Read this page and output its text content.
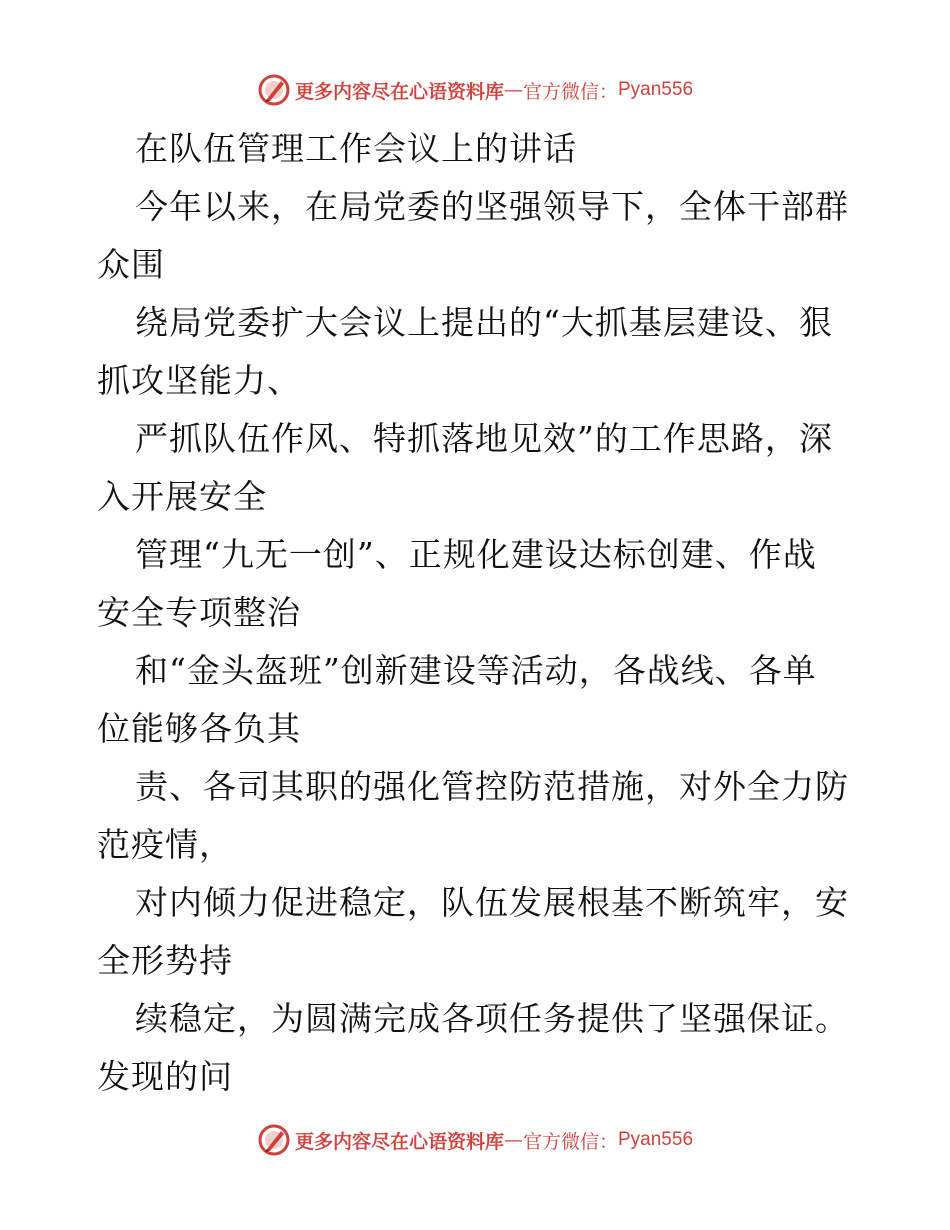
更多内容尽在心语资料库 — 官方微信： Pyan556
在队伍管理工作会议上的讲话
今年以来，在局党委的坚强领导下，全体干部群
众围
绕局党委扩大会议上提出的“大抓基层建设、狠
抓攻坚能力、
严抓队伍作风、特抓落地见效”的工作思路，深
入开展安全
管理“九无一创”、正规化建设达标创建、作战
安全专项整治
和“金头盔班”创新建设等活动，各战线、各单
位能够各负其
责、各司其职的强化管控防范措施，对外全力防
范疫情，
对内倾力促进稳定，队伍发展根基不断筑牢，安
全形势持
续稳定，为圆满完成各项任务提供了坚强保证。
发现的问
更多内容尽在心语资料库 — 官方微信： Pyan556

• [REQUIRED TASK]
Strip the images and reproduce the remaining records precisely.

• [ANSWER TO THIS EXERCISE]
Read this page and output its text content.
更多内容尽在心语资料库 — 官方微信： Pyan556
在队伍管理工作会议上的讲话
今年以来，在局党委的坚强领导下，全体干部群
众围
绕局党委扩大会议上提出的“大抓基层建设、狠
抓攻坚能力、
严抓队伍作风、特抓落地见效”的工作思路，深
入开展安全
管理“九无一创”、正规化建设达标创建、作战
安全专项整治
和“金头盔班”创新建设等活动，各战线、各单
位能够各负其
责、各司其职的强化管控防范措施，对外全力防
范疫情，
对内倾力促进稳定，队伍发展根基不断筑牢，安
全形势持
续稳定，为圆满完成各项任务提供了坚强保证。
发现的问
更多内容尽在心语资料库 — 官方微信： Pyan556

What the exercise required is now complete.